[What needs to be done] In the entries that follow, find the word "this" and report each line it is on.

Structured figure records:
# # #

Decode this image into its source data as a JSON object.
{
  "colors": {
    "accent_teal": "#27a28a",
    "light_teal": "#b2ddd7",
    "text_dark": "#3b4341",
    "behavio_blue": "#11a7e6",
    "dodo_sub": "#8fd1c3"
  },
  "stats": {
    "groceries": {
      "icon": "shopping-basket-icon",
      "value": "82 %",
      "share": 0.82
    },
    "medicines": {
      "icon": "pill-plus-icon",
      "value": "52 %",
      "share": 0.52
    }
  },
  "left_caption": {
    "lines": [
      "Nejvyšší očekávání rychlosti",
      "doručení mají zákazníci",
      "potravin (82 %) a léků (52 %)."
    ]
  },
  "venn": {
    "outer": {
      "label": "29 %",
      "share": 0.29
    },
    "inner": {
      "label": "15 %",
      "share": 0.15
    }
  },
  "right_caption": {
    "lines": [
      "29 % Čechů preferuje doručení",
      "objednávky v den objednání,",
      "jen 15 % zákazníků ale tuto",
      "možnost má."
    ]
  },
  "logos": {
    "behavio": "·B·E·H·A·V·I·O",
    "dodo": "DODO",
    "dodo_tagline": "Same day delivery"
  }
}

# # #

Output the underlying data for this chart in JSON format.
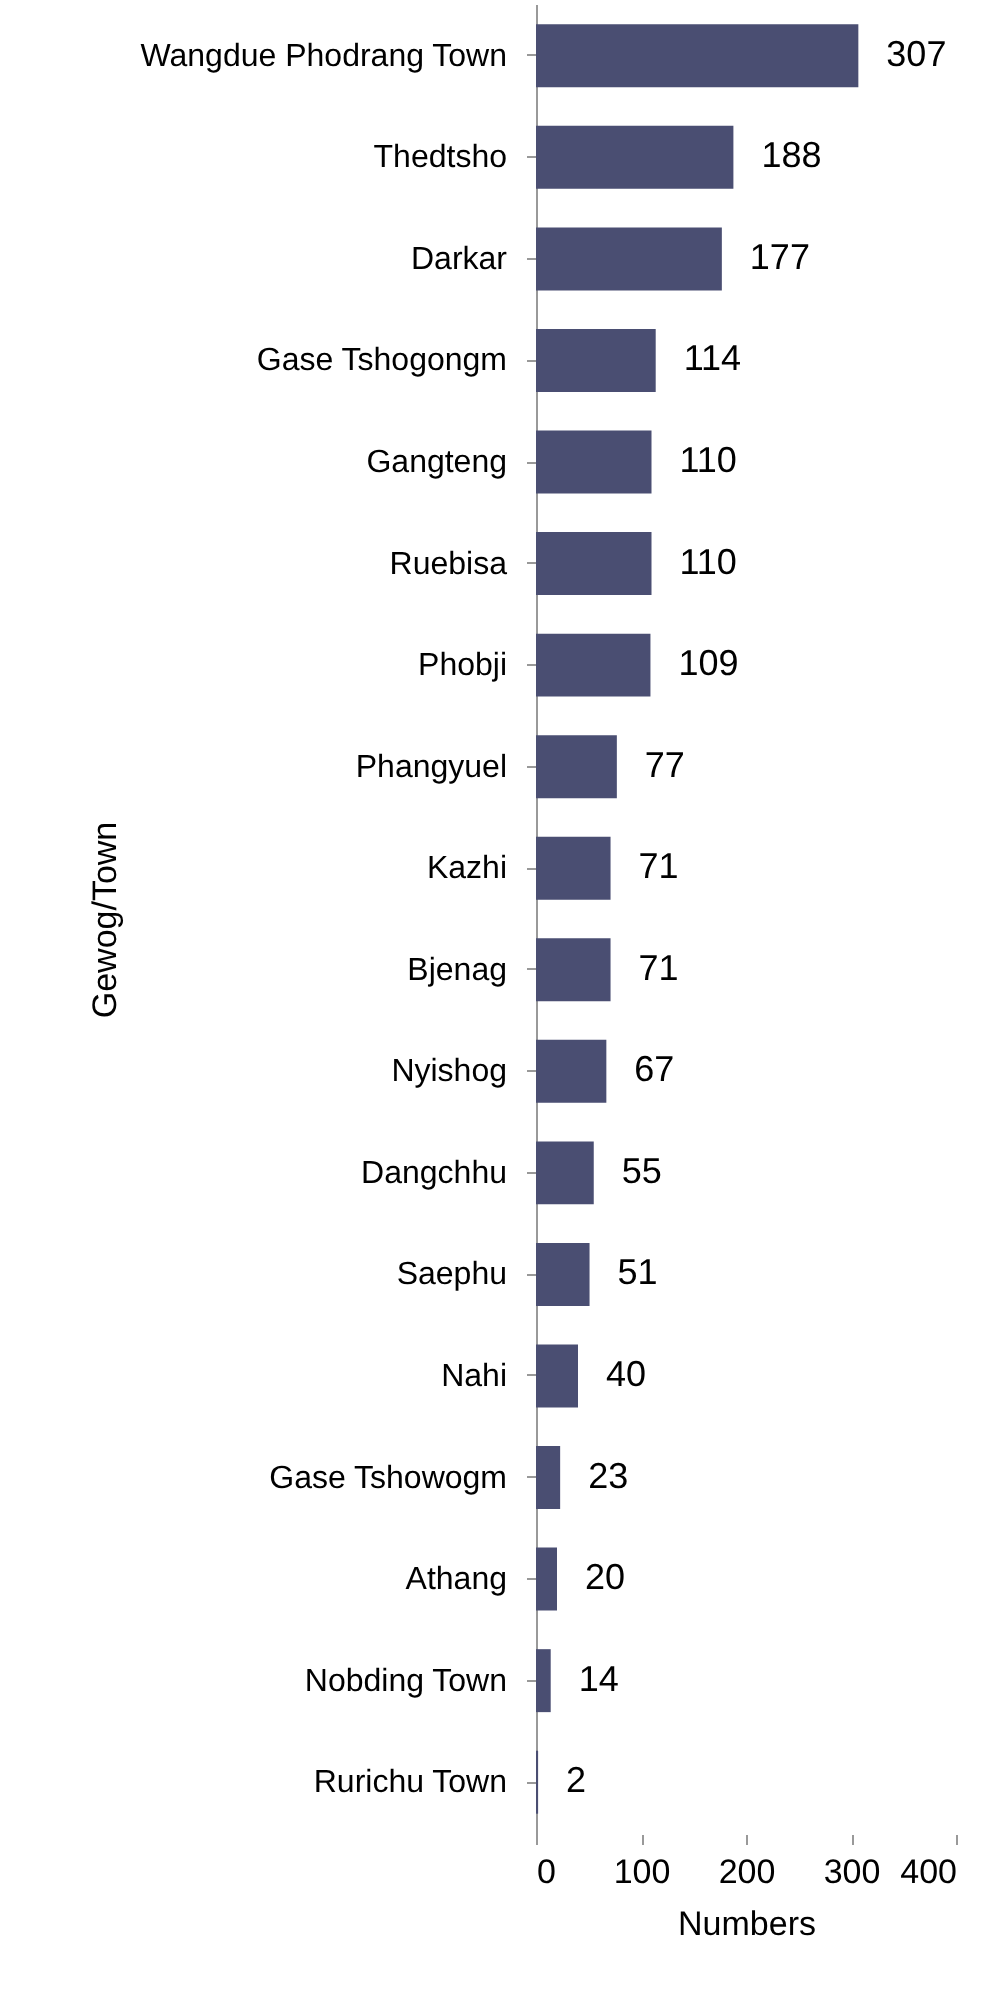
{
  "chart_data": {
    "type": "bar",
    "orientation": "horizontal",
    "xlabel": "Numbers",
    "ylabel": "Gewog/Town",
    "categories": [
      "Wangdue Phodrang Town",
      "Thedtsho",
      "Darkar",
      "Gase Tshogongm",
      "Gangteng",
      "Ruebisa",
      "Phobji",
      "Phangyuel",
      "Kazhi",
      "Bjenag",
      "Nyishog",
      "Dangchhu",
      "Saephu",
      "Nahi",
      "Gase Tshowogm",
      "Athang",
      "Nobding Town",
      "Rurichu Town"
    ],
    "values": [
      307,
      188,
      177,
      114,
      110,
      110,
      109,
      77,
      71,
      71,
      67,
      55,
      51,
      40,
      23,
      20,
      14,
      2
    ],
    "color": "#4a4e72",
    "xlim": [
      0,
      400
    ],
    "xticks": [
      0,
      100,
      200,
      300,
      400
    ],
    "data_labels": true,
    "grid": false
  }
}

# # #

[The output]
Decode this image into its source data as a JSON object.
Output the underlying data for this chart in JSON format.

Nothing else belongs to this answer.